### [Problem statement]
Copy the data exactly as it appears, and do not include any pictures.

### [Input records]

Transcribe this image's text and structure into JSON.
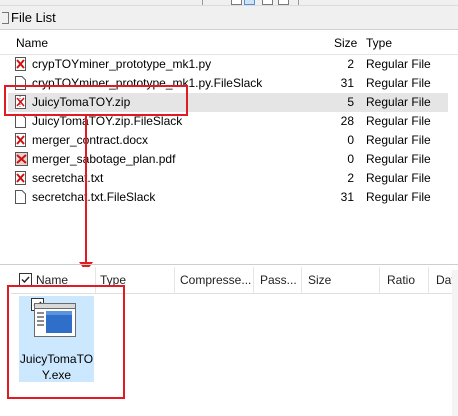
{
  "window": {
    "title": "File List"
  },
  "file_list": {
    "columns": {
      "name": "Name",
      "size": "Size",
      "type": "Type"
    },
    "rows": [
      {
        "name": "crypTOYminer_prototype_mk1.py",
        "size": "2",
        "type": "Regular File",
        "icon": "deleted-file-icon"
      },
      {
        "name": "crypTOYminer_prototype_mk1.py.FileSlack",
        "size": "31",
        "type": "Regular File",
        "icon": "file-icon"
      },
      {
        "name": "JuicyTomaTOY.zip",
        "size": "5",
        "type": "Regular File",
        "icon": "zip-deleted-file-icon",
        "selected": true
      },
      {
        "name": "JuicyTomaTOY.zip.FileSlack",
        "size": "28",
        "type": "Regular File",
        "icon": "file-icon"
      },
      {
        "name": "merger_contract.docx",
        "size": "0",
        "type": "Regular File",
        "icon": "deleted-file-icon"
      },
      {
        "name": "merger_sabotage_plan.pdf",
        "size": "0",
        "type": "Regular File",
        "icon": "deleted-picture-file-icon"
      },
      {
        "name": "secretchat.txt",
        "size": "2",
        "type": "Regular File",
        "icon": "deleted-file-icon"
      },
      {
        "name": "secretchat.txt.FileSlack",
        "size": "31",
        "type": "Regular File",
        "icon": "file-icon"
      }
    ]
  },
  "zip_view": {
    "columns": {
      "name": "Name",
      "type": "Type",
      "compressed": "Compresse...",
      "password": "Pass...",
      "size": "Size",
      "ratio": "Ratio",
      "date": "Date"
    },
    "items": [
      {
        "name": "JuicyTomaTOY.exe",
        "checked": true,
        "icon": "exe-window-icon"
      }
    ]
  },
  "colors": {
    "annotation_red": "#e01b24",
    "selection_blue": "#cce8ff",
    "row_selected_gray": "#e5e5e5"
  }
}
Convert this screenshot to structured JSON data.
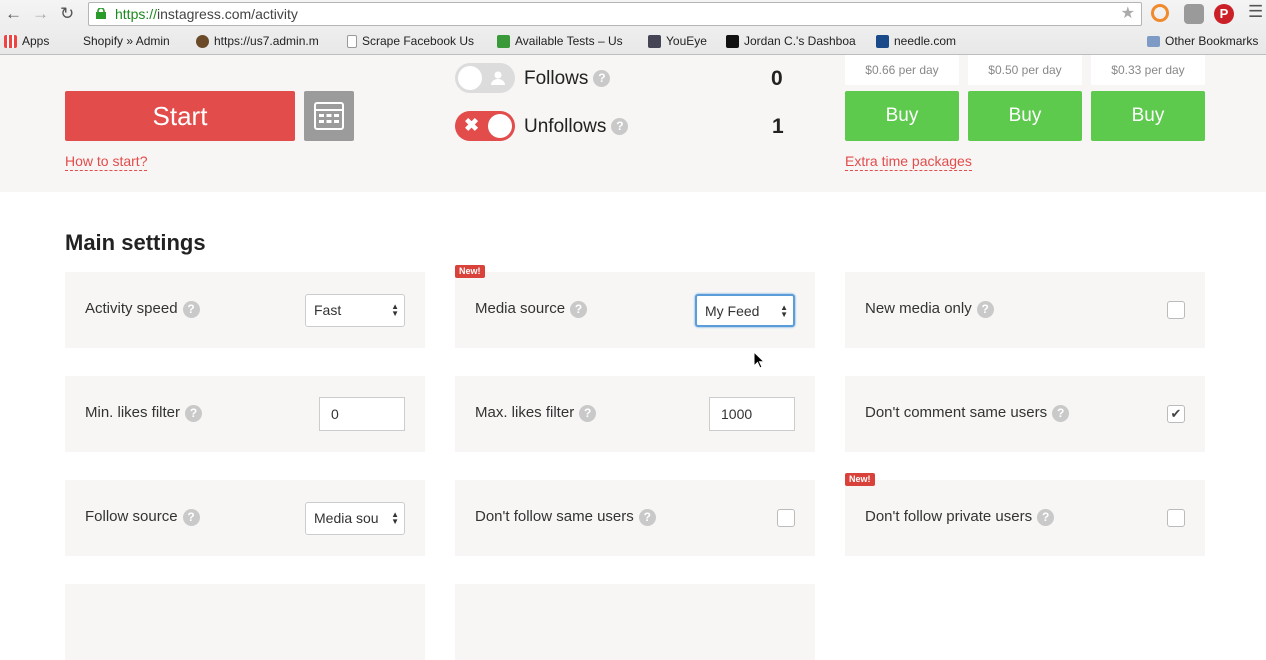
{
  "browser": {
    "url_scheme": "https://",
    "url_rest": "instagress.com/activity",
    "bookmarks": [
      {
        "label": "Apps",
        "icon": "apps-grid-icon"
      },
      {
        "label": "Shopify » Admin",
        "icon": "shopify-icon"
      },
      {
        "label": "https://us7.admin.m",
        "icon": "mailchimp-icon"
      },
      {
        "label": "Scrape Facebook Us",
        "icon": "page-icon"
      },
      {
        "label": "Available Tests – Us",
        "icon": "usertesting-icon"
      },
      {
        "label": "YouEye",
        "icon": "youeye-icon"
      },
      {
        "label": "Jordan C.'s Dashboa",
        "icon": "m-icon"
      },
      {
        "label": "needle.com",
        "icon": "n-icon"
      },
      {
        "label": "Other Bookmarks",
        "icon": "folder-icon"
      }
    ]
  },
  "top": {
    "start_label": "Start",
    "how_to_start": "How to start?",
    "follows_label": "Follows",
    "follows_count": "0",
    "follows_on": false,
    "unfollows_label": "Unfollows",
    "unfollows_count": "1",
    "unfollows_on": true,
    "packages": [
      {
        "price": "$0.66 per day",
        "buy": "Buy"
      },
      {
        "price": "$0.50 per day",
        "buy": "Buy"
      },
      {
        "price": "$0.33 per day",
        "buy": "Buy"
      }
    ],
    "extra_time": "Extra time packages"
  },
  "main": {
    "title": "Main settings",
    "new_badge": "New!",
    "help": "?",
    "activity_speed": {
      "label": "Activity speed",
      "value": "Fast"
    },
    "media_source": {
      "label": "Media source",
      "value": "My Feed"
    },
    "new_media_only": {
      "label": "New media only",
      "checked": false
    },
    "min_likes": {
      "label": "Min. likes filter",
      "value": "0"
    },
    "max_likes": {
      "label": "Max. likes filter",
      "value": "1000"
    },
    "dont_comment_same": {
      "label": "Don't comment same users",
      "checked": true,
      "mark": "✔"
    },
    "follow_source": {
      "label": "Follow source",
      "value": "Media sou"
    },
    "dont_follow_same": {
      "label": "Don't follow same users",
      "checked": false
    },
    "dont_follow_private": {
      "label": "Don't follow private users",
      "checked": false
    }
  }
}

### [Answer to the problem]
Transcribe this image's text and structure into JSON.
{
  "window": {
    "title": "File List"
  },
  "file_list": {
    "columns": {
      "name": "Name",
      "size": "Size",
      "type": "Type"
    },
    "rows": [
      {
        "name": "crypTOYminer_prototype_mk1.py",
        "size": "2",
        "type": "Regular File",
        "icon": "deleted-file-icon"
      },
      {
        "name": "crypTOYminer_prototype_mk1.py.FileSlack",
        "size": "31",
        "type": "Regular File",
        "icon": "file-icon"
      },
      {
        "name": "JuicyTomaTOY.zip",
        "size": "5",
        "type": "Regular File",
        "icon": "zip-deleted-file-icon",
        "selected": true
      },
      {
        "name": "JuicyTomaTOY.zip.FileSlack",
        "size": "28",
        "type": "Regular File",
        "icon": "file-icon"
      },
      {
        "name": "merger_contract.docx",
        "size": "0",
        "type": "Regular File",
        "icon": "deleted-file-icon"
      },
      {
        "name": "merger_sabotage_plan.pdf",
        "size": "0",
        "type": "Regular File",
        "icon": "deleted-picture-file-icon"
      },
      {
        "name": "secretchat.txt",
        "size": "2",
        "type": "Regular File",
        "icon": "deleted-file-icon"
      },
      {
        "name": "secretchat.txt.FileSlack",
        "size": "31",
        "type": "Regular File",
        "icon": "file-icon"
      }
    ]
  },
  "zip_view": {
    "columns": {
      "name": "Name",
      "type": "Type",
      "compressed": "Compresse...",
      "password": "Pass...",
      "size": "Size",
      "ratio": "Ratio",
      "date": "Date"
    },
    "items": [
      {
        "name": "JuicyTomaTOY.exe",
        "checked": true,
        "icon": "exe-window-icon"
      }
    ]
  },
  "colors": {
    "annotation_red": "#e01b24",
    "selection_blue": "#cce8ff",
    "row_selected_gray": "#e5e5e5"
  }
}
Convert this screenshot to structured JSON data.
{
  "browser": {
    "url_scheme": "https://",
    "url_rest": "instagress.com/activity",
    "bookmarks": [
      {
        "label": "Apps",
        "icon": "apps-grid-icon"
      },
      {
        "label": "Shopify » Admin",
        "icon": "shopify-icon"
      },
      {
        "label": "https://us7.admin.m",
        "icon": "mailchimp-icon"
      },
      {
        "label": "Scrape Facebook Us",
        "icon": "page-icon"
      },
      {
        "label": "Available Tests – Us",
        "icon": "usertesting-icon"
      },
      {
        "label": "YouEye",
        "icon": "youeye-icon"
      },
      {
        "label": "Jordan C.'s Dashboa",
        "icon": "m-icon"
      },
      {
        "label": "needle.com",
        "icon": "n-icon"
      },
      {
        "label": "Other Bookmarks",
        "icon": "folder-icon"
      }
    ]
  },
  "top": {
    "start_label": "Start",
    "how_to_start": "How to start?",
    "follows_label": "Follows",
    "follows_count": "0",
    "follows_on": false,
    "unfollows_label": "Unfollows",
    "unfollows_count": "1",
    "unfollows_on": true,
    "packages": [
      {
        "price": "$0.66 per day",
        "buy": "Buy"
      },
      {
        "price": "$0.50 per day",
        "buy": "Buy"
      },
      {
        "price": "$0.33 per day",
        "buy": "Buy"
      }
    ],
    "extra_time": "Extra time packages"
  },
  "main": {
    "title": "Main settings",
    "new_badge": "New!",
    "help": "?",
    "activity_speed": {
      "label": "Activity speed",
      "value": "Fast"
    },
    "media_source": {
      "label": "Media source",
      "value": "My Feed"
    },
    "new_media_only": {
      "label": "New media only",
      "checked": false
    },
    "min_likes": {
      "label": "Min. likes filter",
      "value": "0"
    },
    "max_likes": {
      "label": "Max. likes filter",
      "value": "1000"
    },
    "dont_comment_same": {
      "label": "Don't comment same users",
      "checked": true,
      "mark": "✔"
    },
    "follow_source": {
      "label": "Follow source",
      "value": "Media sou"
    },
    "dont_follow_same": {
      "label": "Don't follow same users",
      "checked": false
    },
    "dont_follow_private": {
      "label": "Don't follow private users",
      "checked": false
    }
  }
}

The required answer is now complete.